Exercise input start

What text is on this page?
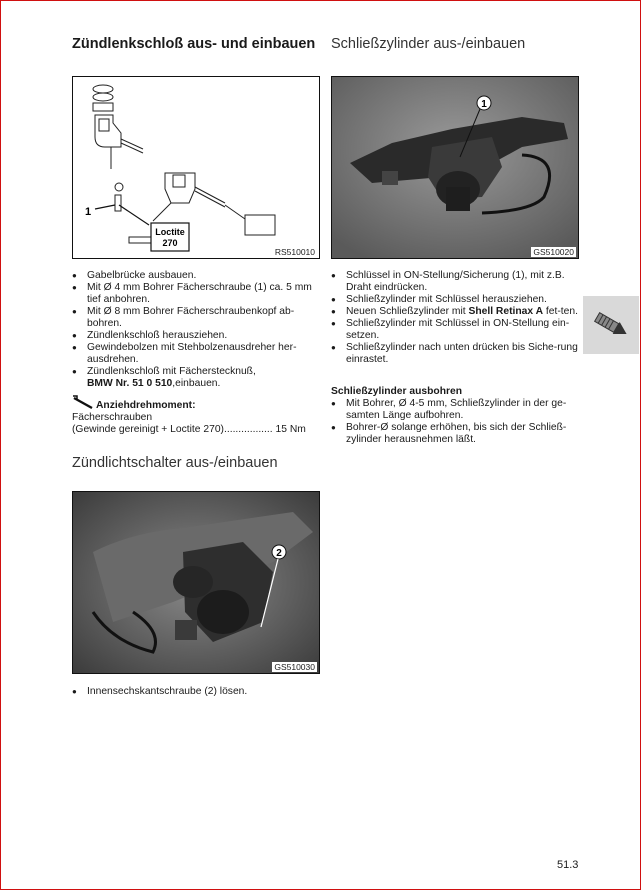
Zündlenkschloß aus- und einbauen Schließzylinder aus-/einbauen
Loctite
270
1
RS510010
1
GS510020
● Gabelbrücke ausbauen.
● Mit Ø 4 mm Bohrer Fächerschraube (1) ca. 5 mm tief anbohren.
● Mit Ø 8 mm Bohrer Fächerschraubenkopf ab-bohren.
● Zündlenkschloß herausziehen.
● Gewindebolzen mit Stehbolzenausdreher her-ausdrehen.
● Zündlenkschloß mit Fächerstecknuß,
BMW Nr. 51 0 510,einbauen.
Anziehdrehmoment:
Fächerschrauben
(Gewinde gereinigt + Loctite 270)................. 15 Nm
● Schlüssel in ON-Stellung/Sicherung (1), mit z.B. Draht eindrücken.
● Schließzylinder mit Schlüssel herausziehen.
● Neuen Schließzylinder mit Shell Retinax A fet-ten.
● Schließzylinder mit Schlüssel in ON-Stellung ein-setzen.
● Schließzylinder nach unten drücken bis Siche-rung einrastet.
Schließzylinder ausbohren
● Mit Bohrer, Ø 4-5 mm, Schließzylinder in der ge-samten Länge aufbohren.
● Bohrer-Ø solange erhöhen, bis sich der Schließ-zylinder herausnehmen läßt.
Zündlichtschalter aus-/einbauen
2
GS510030
● Innensechskantschraube (2) lösen.
51.3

Exercise input end

The exercise
Going through the records above, state how many lines carry "Stellung", with no other text.

Answer to the exercise
2